◆ **EXCERPTED PASSAGE**:
+++++

For non-Markdown code files, use regex-based function/class boundary detection.

Algorithm

  1. Detect language-specific top-level declaration patterns.
  2. Split the file at those boundaries.
  3. Each chunk: the declaration line(s) + body up to the next declaration.
  4. If a chunk exceeds MAX_TOKENS, apply sliding window splitting with overlap.
const BOUNDARY_PATTERNS: Record<string, RegExp> = {
  typescript: /^(export\s+)?(async\s+)?(function|class|interface|type|const|let|var)\s+\w+/m,
  python: /^(async\s+)?(def|class)\s+\w+/m,
  go: /^(func|type|var|const)\s+\w+/m,
  rust: /^(pub\s+)?(fn|impl|struct|enum|trait)\s+\w+/m,
  java: /^(public|private|protected|static).*?(class|interface|enum|void|\w+)\s+\w+\s*[({]/m,
};

function parseCodeFile(
  content: string,
  filePath: string,
  language: string
): Snippet[] {
  const pattern = BOUNDARY_PATTERNS[language];
  const breadcrumb = filePath;
  const title = path.basename(filePath);

  if (!pattern) {
    // Fallback: sliding window
    return slidingWindowChunks(content, filePath, language);
  }

  const chunks = splitAtBoundaries(content, pattern);
  return chunks
    .filter(chunk => chunk.trim().length >= 20)

+++++

◆ **SUPPLIED INFORMATION**:
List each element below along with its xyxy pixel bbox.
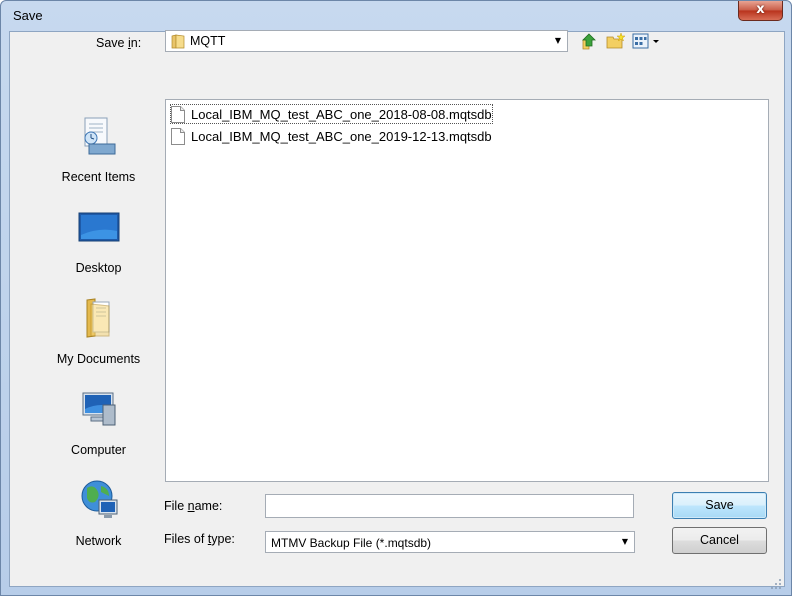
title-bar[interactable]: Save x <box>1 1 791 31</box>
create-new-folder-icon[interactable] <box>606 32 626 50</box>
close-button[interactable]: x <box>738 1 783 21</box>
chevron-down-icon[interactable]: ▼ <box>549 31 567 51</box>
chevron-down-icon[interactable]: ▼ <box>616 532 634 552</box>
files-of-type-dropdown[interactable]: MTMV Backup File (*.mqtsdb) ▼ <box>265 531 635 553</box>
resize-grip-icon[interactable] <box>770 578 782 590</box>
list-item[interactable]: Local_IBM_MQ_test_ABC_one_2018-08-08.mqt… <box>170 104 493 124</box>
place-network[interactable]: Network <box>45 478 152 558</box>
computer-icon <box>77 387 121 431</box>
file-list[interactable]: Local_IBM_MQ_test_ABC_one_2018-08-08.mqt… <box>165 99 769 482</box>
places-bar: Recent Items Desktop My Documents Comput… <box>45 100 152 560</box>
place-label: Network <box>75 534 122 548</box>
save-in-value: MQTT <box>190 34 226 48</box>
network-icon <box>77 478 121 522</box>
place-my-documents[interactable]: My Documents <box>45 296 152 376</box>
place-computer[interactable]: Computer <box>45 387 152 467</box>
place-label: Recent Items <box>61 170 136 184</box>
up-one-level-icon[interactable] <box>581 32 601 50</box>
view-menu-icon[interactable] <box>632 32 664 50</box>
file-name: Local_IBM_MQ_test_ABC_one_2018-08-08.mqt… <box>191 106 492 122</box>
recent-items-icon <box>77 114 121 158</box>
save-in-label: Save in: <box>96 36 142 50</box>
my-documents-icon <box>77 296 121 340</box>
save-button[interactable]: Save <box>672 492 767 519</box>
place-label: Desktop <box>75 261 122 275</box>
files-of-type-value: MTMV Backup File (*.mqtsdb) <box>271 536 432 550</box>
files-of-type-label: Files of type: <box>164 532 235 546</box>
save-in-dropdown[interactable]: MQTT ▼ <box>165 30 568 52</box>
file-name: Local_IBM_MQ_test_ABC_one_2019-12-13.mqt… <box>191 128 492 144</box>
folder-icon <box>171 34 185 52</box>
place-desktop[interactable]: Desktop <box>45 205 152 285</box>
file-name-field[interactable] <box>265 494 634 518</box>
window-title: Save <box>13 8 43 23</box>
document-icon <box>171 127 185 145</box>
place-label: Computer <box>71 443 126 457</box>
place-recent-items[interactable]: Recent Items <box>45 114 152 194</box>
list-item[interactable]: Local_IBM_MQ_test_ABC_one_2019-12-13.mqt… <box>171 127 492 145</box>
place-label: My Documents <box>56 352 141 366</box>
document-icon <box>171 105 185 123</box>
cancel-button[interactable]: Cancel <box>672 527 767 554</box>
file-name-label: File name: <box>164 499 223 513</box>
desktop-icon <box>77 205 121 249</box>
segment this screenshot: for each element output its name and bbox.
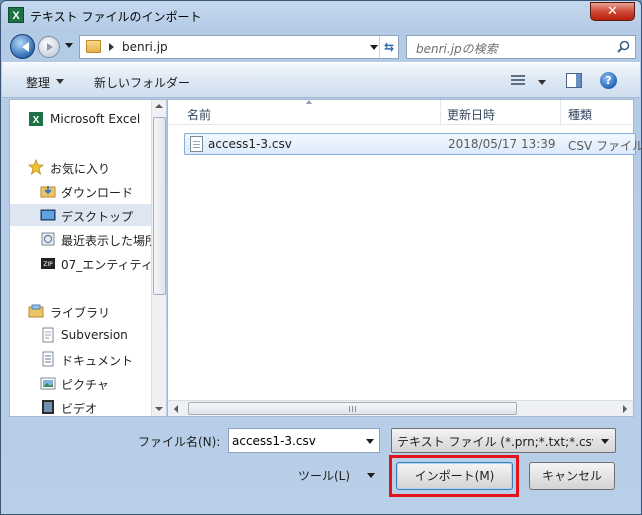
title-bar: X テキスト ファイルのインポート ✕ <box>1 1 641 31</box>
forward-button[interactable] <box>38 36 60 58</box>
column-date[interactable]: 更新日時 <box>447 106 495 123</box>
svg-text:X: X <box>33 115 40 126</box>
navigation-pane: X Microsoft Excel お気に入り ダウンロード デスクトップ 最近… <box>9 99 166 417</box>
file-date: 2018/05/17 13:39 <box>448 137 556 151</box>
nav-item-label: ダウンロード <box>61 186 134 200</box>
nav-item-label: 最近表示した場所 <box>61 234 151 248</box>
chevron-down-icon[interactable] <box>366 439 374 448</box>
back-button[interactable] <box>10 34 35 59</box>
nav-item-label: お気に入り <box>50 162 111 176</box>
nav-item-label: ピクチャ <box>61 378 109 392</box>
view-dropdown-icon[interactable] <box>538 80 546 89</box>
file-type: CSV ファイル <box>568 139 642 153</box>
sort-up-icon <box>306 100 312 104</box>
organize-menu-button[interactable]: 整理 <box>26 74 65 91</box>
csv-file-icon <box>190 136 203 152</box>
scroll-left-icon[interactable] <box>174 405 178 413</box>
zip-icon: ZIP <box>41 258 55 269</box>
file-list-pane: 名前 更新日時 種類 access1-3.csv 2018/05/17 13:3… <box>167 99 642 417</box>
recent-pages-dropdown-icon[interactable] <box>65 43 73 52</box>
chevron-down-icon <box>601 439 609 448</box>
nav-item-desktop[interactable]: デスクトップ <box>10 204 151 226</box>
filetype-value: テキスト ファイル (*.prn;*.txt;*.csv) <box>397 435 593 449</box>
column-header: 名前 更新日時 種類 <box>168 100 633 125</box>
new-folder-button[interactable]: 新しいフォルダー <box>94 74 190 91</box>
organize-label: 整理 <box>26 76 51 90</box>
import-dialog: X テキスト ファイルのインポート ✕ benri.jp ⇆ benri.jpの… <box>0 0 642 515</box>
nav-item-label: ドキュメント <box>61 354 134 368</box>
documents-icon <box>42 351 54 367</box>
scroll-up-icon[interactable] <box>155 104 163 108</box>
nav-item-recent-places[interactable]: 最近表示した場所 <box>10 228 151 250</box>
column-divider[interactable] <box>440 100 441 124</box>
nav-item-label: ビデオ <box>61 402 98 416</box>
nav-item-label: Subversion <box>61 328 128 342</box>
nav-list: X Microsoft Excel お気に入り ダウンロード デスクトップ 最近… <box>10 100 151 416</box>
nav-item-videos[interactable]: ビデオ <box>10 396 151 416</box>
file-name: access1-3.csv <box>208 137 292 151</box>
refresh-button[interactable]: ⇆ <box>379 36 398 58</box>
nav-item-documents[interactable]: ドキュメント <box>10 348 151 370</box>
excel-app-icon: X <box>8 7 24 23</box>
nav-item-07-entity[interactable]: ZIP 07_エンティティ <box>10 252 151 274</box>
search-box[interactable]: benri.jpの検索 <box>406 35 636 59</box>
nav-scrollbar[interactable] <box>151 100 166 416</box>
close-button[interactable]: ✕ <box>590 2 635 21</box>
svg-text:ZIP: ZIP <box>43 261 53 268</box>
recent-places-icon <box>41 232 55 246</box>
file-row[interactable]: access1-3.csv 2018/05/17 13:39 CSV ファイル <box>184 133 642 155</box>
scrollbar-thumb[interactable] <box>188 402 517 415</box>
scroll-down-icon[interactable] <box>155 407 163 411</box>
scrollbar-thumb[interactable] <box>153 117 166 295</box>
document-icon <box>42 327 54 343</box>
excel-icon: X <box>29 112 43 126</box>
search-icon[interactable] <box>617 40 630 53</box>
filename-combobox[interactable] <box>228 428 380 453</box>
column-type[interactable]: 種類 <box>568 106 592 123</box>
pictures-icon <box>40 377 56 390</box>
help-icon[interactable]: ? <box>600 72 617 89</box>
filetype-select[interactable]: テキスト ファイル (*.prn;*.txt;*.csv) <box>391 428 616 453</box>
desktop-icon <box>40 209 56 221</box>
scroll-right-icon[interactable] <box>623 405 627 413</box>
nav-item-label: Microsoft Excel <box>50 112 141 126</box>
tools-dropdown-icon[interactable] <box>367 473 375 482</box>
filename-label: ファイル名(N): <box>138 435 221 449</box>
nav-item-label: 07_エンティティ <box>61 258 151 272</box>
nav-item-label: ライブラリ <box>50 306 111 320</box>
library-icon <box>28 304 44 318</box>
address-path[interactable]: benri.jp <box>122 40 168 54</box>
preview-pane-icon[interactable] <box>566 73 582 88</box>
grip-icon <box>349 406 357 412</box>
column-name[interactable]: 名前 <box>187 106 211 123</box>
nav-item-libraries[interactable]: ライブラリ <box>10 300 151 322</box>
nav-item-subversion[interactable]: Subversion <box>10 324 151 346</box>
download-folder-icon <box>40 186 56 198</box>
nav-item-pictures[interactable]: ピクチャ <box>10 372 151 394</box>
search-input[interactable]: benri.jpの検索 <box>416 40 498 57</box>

+++++

◆ **EXERCISE**: Can you copy the passage on splitting code files word for word, starting at the words "For non-Markdown code" and ending after "the next declaration."?

◆ **RESULT FOR THIS TASK**:
For non-Markdown code files, use regex-based function/class boundary detection.

Algorithm

  1. Detect language-specific top-level declaration patterns.
  2. Split the file at those boundaries.
  3. Each chunk: the declaration line(s) + body up to the next declaration.